DIRECTIONS FOR THIS TASK: Gather up the lines with the word "content" in them.

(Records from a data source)
--------------------
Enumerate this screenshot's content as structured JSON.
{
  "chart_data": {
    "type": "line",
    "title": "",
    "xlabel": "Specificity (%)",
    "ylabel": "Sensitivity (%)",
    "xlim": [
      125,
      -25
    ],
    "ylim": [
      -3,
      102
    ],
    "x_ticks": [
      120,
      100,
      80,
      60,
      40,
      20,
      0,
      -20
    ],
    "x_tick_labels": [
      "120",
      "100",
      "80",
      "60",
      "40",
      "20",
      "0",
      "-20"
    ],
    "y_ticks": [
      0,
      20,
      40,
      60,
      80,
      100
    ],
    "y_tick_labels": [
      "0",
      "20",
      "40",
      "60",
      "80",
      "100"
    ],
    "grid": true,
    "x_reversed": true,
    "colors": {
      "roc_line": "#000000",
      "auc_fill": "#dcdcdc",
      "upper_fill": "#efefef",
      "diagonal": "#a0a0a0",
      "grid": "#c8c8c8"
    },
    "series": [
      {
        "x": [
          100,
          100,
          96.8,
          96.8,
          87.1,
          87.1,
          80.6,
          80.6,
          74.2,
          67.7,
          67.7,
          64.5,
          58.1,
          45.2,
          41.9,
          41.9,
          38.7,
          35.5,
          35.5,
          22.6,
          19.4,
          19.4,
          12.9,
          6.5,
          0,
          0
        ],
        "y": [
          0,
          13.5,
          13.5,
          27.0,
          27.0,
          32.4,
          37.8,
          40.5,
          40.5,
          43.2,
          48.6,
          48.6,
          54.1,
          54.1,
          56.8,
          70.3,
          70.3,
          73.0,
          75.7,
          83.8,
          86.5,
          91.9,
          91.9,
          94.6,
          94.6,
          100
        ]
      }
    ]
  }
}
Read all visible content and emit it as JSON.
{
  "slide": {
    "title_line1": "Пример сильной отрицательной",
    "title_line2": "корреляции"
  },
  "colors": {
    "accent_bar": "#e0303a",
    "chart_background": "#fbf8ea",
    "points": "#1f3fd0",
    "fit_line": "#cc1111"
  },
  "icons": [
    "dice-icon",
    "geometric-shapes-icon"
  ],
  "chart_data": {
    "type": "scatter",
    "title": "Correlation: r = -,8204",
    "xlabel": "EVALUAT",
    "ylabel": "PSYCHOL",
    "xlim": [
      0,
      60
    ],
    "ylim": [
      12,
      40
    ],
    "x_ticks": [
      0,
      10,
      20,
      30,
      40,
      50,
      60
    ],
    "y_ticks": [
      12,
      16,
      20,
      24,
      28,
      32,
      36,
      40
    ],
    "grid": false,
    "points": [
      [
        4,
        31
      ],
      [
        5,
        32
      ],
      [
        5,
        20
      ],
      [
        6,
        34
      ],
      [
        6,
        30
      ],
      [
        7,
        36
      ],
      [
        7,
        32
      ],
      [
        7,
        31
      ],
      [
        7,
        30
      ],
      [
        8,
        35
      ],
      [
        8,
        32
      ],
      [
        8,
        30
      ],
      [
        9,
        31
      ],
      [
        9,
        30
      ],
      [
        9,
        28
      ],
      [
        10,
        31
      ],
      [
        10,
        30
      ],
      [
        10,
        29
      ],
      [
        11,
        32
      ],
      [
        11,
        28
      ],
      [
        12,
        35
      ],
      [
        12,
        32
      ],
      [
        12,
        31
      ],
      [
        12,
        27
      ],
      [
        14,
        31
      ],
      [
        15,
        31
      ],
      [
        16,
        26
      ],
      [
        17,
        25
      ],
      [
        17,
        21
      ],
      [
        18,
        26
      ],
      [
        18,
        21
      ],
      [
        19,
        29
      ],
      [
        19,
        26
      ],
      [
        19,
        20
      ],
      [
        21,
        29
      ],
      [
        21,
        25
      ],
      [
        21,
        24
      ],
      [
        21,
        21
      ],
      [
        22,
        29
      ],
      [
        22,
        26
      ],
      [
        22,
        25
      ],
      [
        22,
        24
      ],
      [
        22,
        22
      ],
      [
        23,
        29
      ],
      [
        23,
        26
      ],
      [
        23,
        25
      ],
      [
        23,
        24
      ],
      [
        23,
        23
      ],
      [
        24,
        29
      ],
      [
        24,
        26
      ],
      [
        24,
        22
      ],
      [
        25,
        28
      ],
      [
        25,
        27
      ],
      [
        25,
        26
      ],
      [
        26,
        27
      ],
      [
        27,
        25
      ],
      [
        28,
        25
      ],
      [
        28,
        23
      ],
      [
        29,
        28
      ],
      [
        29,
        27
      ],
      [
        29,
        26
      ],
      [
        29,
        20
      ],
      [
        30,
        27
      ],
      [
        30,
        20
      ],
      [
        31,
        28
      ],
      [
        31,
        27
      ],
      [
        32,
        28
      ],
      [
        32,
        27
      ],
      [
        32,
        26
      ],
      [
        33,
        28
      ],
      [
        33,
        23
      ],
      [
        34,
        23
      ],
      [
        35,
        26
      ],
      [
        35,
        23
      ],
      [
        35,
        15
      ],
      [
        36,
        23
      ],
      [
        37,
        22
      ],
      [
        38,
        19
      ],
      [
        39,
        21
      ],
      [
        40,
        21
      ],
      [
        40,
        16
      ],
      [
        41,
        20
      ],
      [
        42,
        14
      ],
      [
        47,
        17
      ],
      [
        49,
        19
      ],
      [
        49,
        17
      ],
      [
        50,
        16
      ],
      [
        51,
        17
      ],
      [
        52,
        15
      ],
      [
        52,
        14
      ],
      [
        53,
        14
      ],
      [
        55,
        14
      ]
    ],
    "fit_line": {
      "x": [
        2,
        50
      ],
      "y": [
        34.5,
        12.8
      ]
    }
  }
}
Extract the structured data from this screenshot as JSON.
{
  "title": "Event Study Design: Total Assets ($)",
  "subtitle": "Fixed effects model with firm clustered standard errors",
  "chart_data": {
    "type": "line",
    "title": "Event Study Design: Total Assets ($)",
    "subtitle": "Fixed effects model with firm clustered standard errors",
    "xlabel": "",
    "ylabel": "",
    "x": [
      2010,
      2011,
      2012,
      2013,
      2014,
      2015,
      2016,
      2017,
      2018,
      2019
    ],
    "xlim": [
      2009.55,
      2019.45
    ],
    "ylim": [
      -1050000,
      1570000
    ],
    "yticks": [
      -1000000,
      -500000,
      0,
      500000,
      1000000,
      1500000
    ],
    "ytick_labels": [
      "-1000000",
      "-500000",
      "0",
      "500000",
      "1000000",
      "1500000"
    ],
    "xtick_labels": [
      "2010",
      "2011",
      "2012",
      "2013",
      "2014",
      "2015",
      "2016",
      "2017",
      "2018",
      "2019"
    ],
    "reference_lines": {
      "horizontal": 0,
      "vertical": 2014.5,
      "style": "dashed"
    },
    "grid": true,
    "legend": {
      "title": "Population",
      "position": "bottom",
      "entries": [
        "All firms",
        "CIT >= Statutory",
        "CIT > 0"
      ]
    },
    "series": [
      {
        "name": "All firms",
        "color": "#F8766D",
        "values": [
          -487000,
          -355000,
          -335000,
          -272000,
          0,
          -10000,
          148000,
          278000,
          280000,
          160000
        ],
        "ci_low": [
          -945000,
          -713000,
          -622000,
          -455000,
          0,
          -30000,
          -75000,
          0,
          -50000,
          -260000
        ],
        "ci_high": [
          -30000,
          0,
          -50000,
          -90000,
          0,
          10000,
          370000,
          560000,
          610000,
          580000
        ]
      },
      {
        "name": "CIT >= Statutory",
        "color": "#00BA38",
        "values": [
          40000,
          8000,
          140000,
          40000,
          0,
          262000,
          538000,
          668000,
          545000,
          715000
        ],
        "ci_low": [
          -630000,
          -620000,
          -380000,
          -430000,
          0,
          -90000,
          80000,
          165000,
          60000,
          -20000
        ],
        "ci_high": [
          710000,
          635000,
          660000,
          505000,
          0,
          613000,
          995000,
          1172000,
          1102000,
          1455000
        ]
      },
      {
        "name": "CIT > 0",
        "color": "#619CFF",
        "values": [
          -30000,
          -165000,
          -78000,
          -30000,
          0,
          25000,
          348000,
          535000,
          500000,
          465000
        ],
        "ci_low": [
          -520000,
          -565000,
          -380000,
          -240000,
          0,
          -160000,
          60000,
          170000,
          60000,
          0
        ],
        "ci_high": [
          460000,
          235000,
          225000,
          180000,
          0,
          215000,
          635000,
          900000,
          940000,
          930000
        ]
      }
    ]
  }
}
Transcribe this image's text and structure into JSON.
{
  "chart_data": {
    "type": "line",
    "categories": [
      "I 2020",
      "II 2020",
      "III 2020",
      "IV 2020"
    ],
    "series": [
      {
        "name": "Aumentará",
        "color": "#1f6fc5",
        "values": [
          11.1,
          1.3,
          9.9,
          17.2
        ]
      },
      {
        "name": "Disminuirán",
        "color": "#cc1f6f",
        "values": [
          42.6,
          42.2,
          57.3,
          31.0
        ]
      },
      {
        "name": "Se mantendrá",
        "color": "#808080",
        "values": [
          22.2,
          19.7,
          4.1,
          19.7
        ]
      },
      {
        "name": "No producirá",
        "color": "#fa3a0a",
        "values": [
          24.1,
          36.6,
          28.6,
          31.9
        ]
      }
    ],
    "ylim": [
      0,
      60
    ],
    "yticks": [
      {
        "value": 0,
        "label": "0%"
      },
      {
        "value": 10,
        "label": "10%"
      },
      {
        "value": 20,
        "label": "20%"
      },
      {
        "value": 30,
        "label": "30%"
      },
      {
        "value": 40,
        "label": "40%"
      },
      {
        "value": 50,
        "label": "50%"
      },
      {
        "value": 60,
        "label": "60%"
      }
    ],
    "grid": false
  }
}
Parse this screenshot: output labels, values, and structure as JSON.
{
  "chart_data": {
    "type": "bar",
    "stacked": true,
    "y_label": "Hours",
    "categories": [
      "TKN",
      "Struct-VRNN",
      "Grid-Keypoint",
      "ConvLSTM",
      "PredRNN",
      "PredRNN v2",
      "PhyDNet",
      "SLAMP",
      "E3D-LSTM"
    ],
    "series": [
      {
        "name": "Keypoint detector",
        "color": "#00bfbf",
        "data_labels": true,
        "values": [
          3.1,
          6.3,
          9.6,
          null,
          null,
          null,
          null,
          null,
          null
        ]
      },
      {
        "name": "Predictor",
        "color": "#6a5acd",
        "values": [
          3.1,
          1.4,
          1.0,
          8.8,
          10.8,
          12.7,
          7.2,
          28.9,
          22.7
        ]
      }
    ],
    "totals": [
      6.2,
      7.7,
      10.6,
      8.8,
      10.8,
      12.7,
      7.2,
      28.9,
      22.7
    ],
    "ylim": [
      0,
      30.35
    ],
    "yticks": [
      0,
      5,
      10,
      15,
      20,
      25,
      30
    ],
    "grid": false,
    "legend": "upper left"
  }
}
--------------------
ANSWER IN FULL:
Enumerate this screenshot's content as structured JSON.
Read all visible content and emit it as JSON.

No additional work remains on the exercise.